* **Source text**
------------
A Russian war criminal who was turned into an organic metal being through a lab accident. As Shrapnel, he continuously fights OMAC in a destructive battle arranged by Equinox. Shrapnel is driven by revenge. He claims to hail from a poor Russian village that was razed and burnt to the ground during an unspecified conflict, dooming the surviving inhabitants to poverty and famine. In this precarious state of mind, Shrapnel is exploited by Equinox coaxed into trying to set up a meltdown to burn New York City into a nuclear holocaust as a balance for the earlier loss of his people. He was defeated by OMAC and Batman.

Signalman
A villain who uses signals for crime. In "A Bat Divided!" he was in a bar where the other bad guys hang out upon the arrival of Firestorm and the three Batmen.

Simon the Pieman
A villain who is seen in "A Bat Divided!". He was at the bar where the other villains hang out, until Firestorm and the three Batmans came in.

Sinestro
 Voiced by Xander Berkeley

A stern Green Lantern who believes he is above the law. He helped Batman, Guy Gardner, and Gnort defeat Despero. He along with Gnort and Guy Gardner were freed from an Oan holding cell by Batman who was transported by Hal Jordan's ring to Oa to help the remaining members of the Corps after Despero seemingly destroys all the active members. He and the others empower Batman's suit for the job. Batman trusts him at first, but Despero reveals that Sinestro was in jail for destroying the Okaran warships, taking every living being on those ships with them. Sinestro then created a puppet government loyal only to him. He attempted to blow up Mogo, but is stopped by Guy Gardner, who imprisoned Sinestro in his ring at the end.

Slug
 Voiced by Alexander Polinsky

A mutant who lives in the sewers and manipulates people like the Outsiders to commit crimes for him. In the confrontation with Batman and Wildcat, Slug went head to head with Wildcat and was defeated by him. Wildcat then threw him into the toxic waste-filled waters. He emerged later on with tentacles and the ability to spew slime, and his personality twisted by the Outsiders' apparent betrayal. Slug was defeated when the Outsiders turned on him, and in the end was electrocuted by Black Lightning.
------------
* **Required action 1**
According to the character profiles, who voices Slug?
* **Required action 2**
Rewrite a part of the character profiles, starting at the words "A stern Green" and stopping after "at the end.", and substitute "the planet Mogo" for "Mogo".

* **Listed entries**
------------
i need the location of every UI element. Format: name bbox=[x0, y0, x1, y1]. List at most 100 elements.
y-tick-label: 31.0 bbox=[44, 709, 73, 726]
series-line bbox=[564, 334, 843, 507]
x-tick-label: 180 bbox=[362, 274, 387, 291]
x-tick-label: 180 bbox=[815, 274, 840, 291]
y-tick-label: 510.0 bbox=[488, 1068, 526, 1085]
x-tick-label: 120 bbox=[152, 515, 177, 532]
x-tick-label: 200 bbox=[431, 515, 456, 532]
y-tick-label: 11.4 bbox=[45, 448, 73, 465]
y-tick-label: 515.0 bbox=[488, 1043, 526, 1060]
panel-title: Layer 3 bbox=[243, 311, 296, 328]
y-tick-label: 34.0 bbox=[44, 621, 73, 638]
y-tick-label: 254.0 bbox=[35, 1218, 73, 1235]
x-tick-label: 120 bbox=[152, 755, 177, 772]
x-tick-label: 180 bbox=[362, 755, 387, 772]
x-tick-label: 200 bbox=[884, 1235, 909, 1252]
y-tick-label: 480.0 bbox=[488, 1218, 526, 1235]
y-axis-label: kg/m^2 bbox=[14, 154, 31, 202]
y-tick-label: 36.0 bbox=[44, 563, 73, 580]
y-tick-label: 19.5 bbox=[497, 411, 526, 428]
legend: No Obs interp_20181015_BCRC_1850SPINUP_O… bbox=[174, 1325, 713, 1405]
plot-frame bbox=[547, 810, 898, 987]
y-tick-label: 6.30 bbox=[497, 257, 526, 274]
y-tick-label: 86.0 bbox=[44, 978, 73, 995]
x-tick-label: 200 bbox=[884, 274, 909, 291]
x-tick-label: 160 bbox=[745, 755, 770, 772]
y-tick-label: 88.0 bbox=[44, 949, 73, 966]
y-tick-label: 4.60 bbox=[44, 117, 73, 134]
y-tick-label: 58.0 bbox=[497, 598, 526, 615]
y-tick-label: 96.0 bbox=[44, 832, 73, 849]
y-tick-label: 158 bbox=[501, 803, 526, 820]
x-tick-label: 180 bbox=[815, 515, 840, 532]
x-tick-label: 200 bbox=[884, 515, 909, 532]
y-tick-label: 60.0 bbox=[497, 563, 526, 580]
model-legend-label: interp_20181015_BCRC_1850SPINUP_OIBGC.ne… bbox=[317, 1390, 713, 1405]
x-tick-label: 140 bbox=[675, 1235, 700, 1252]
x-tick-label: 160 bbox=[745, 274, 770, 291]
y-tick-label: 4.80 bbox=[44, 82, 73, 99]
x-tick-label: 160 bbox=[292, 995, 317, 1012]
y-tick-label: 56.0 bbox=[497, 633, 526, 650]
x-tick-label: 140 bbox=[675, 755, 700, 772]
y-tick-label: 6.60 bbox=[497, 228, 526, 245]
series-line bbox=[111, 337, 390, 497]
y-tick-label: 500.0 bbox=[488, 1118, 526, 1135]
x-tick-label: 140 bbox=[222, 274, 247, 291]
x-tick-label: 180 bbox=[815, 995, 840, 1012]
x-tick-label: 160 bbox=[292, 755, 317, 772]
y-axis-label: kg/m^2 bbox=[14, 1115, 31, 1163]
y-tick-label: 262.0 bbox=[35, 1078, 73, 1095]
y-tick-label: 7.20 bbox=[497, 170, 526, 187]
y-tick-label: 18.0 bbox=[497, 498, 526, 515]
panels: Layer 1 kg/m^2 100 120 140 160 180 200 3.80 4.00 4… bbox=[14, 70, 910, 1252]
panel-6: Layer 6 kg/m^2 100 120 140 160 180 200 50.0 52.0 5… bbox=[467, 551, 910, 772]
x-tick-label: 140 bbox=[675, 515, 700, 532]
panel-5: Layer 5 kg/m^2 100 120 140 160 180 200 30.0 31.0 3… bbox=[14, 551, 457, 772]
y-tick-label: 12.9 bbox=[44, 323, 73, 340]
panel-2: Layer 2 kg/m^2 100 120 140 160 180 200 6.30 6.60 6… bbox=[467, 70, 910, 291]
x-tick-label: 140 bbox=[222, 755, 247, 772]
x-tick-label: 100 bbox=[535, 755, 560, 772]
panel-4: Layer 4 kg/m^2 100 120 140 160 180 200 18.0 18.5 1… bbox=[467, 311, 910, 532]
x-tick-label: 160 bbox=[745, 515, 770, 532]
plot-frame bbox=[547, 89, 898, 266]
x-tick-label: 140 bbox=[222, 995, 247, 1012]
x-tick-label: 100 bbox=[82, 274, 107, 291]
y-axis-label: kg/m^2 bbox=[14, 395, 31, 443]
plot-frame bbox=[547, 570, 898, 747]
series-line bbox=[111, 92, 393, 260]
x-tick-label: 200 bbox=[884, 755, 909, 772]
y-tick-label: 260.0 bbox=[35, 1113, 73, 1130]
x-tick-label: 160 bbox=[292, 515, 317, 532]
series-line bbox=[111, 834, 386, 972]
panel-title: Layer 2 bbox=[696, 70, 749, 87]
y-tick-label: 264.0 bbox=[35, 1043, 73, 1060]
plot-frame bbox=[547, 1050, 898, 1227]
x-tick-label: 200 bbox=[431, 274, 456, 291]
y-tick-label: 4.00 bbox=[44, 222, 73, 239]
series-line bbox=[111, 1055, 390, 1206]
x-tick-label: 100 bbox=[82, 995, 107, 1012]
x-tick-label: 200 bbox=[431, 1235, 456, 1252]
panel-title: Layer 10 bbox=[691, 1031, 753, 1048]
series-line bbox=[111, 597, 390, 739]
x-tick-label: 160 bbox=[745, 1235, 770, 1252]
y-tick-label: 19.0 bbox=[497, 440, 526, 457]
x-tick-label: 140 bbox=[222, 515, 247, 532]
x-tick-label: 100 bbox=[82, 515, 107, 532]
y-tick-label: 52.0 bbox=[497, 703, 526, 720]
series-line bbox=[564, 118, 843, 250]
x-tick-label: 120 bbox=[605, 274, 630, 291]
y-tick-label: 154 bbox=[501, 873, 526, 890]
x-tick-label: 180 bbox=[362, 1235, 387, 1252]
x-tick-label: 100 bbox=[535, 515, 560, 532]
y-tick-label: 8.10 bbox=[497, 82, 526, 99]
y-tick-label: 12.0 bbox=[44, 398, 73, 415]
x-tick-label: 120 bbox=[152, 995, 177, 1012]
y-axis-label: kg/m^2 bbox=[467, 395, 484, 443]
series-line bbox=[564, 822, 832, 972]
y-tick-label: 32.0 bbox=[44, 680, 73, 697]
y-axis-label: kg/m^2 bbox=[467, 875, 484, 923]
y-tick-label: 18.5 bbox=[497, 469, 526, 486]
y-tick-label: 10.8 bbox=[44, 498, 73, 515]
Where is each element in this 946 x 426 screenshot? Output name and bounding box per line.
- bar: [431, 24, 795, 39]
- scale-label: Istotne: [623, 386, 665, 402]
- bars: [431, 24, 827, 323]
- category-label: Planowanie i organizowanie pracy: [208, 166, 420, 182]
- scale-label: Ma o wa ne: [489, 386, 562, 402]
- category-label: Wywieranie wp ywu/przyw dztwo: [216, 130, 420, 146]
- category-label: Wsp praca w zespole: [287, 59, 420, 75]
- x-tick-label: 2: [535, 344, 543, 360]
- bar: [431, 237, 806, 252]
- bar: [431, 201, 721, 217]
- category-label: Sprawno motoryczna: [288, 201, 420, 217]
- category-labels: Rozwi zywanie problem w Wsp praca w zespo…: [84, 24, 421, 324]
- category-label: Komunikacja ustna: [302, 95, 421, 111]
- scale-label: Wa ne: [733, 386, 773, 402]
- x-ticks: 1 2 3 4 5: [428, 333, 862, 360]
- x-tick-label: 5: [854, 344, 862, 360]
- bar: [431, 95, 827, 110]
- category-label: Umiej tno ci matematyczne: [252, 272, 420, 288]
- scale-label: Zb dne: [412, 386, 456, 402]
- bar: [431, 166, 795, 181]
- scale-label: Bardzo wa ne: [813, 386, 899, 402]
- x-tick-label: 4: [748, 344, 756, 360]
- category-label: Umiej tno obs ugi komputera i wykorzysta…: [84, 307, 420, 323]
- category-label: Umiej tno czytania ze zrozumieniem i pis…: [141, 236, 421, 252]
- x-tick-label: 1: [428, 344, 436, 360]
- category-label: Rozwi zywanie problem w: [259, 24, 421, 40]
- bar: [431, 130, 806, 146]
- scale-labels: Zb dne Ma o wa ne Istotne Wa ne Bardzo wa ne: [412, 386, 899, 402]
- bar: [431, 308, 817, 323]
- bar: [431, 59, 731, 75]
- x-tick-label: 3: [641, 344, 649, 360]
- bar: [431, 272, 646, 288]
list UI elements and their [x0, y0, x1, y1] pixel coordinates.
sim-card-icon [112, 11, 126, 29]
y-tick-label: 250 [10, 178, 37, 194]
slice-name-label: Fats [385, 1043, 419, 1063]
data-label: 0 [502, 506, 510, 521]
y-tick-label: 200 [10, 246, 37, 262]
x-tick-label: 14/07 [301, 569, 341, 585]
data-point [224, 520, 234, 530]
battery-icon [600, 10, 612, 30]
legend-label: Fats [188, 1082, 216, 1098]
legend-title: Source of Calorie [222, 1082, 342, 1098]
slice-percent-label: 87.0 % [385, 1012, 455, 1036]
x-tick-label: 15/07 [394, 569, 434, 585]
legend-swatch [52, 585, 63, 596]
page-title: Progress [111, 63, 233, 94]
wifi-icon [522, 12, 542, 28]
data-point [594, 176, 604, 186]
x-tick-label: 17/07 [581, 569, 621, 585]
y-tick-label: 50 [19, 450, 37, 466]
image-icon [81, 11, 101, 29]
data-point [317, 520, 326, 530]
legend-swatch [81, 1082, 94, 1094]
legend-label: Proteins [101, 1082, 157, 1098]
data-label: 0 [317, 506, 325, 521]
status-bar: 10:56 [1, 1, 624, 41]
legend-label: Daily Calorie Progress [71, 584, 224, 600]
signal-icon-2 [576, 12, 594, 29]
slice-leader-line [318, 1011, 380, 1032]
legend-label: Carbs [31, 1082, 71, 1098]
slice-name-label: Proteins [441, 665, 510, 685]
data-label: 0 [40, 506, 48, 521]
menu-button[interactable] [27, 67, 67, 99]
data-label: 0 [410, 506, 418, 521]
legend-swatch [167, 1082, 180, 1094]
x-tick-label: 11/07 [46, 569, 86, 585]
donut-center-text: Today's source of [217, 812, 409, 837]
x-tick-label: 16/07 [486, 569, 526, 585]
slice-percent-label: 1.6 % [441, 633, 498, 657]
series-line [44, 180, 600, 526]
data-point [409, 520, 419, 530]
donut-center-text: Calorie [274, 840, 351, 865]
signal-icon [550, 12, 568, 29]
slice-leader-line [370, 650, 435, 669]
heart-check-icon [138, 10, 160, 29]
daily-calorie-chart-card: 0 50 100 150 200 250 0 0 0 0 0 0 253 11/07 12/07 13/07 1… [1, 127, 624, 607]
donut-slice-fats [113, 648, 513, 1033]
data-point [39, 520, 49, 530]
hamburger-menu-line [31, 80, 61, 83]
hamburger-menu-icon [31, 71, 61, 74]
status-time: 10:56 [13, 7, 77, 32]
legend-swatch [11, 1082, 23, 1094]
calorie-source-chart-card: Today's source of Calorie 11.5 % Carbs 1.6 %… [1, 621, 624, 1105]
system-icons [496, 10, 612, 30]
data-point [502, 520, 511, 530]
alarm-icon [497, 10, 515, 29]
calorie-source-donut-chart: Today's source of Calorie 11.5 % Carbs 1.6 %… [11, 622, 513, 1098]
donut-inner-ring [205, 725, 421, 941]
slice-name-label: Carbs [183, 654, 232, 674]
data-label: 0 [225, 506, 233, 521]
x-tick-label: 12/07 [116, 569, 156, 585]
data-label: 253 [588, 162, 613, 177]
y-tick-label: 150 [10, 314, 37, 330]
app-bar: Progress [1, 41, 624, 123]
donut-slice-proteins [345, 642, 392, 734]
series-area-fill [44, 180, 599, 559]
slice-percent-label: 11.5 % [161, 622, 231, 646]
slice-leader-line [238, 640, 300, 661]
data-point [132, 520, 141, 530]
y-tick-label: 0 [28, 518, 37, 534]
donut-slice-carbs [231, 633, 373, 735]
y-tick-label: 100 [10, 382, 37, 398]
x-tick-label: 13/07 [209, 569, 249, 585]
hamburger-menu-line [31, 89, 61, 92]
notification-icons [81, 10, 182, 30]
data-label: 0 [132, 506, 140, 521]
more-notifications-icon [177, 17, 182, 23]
------------
* **Task solution 1**
Alexander Polinsky

* **Task solution 2**
A stern Green Lantern who believes he is above the law. He helped Batman, Guy Gardner, and Gnort defeat Despero. He along with Gnort and Guy Gardner were freed from an Oan holding cell by Batman who was transported by Hal Jordan's ring to Oa to help the remaining members of the Corps after Despero seemingly destroys all the active members. He and the others empower Batman's suit for the job. Batman trusts him at first, but Despero reveals that Sinestro was in jail for destroying the Okaran warships, taking every living being on those ships with them. Sinestro then created a puppet government loyal only to him. He attempted to blow up the planet Mogo, but is stopped by Guy Gardner, who imprisoned Sinestro in his ring at the end.